**CHALLENGE:**
Retype the records that come next, word for word.

** Start of DATA LINES **

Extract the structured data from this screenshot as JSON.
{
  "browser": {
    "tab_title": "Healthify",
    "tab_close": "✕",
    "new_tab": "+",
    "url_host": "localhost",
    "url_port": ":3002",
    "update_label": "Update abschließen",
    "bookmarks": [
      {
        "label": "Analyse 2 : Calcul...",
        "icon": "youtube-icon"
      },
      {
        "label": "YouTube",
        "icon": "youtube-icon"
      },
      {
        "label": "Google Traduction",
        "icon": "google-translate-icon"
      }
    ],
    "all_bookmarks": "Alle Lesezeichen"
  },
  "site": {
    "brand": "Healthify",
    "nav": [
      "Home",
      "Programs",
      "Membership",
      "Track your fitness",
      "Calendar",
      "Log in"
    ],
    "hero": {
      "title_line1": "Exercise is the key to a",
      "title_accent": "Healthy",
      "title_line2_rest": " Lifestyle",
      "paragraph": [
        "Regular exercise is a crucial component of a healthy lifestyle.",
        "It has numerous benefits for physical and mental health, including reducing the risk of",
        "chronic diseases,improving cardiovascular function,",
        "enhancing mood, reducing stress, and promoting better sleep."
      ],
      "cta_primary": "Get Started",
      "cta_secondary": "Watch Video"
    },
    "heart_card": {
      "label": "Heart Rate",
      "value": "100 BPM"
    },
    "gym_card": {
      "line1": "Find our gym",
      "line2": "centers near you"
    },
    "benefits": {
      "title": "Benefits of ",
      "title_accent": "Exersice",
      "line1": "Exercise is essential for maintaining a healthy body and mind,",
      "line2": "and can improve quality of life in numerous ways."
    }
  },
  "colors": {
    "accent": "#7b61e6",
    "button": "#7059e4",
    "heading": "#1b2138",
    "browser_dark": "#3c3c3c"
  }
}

** End of DATA LINES **

**WRITTEN ANSWER:**
Extract the structured data from this screenshot as JSON.
{
  "browser": {
    "tab_title": "Healthify",
    "tab_close": "✕",
    "new_tab": "+",
    "url_host": "localhost",
    "url_port": ":3002",
    "update_label": "Update abschließen",
    "bookmarks": [
      {
        "label": "Analyse 2 : Calcul...",
        "icon": "youtube-icon"
      },
      {
        "label": "YouTube",
        "icon": "youtube-icon"
      },
      {
        "label": "Google Traduction",
        "icon": "google-translate-icon"
      }
    ],
    "all_bookmarks": "Alle Lesezeichen"
  },
  "site": {
    "brand": "Healthify",
    "nav": [
      "Home",
      "Programs",
      "Membership",
      "Track your fitness",
      "Calendar",
      "Log in"
    ],
    "hero": {
      "title_line1": "Exercise is the key to a",
      "title_accent": "Healthy",
      "title_line2_rest": " Lifestyle",
      "paragraph": [
        "Regular exercise is a crucial component of a healthy lifestyle.",
        "It has numerous benefits for physical and mental health, including reducing the risk of",
        "chronic diseases,improving cardiovascular function,",
        "enhancing mood, reducing stress, and promoting better sleep."
      ],
      "cta_primary": "Get Started",
      "cta_secondary": "Watch Video"
    },
    "heart_card": {
      "label": "Heart Rate",
      "value": "100 BPM"
    },
    "gym_card": {
      "line1": "Find our gym",
      "line2": "centers near you"
    },
    "benefits": {
      "title": "Benefits of ",
      "title_accent": "Exersice",
      "line1": "Exercise is essential for maintaining a healthy body and mind,",
      "line2": "and can improve quality of life in numerous ways."
    }
  },
  "colors": {
    "accent": "#7b61e6",
    "button": "#7059e4",
    "heading": "#1b2138",
    "browser_dark": "#3c3c3c"
  }
}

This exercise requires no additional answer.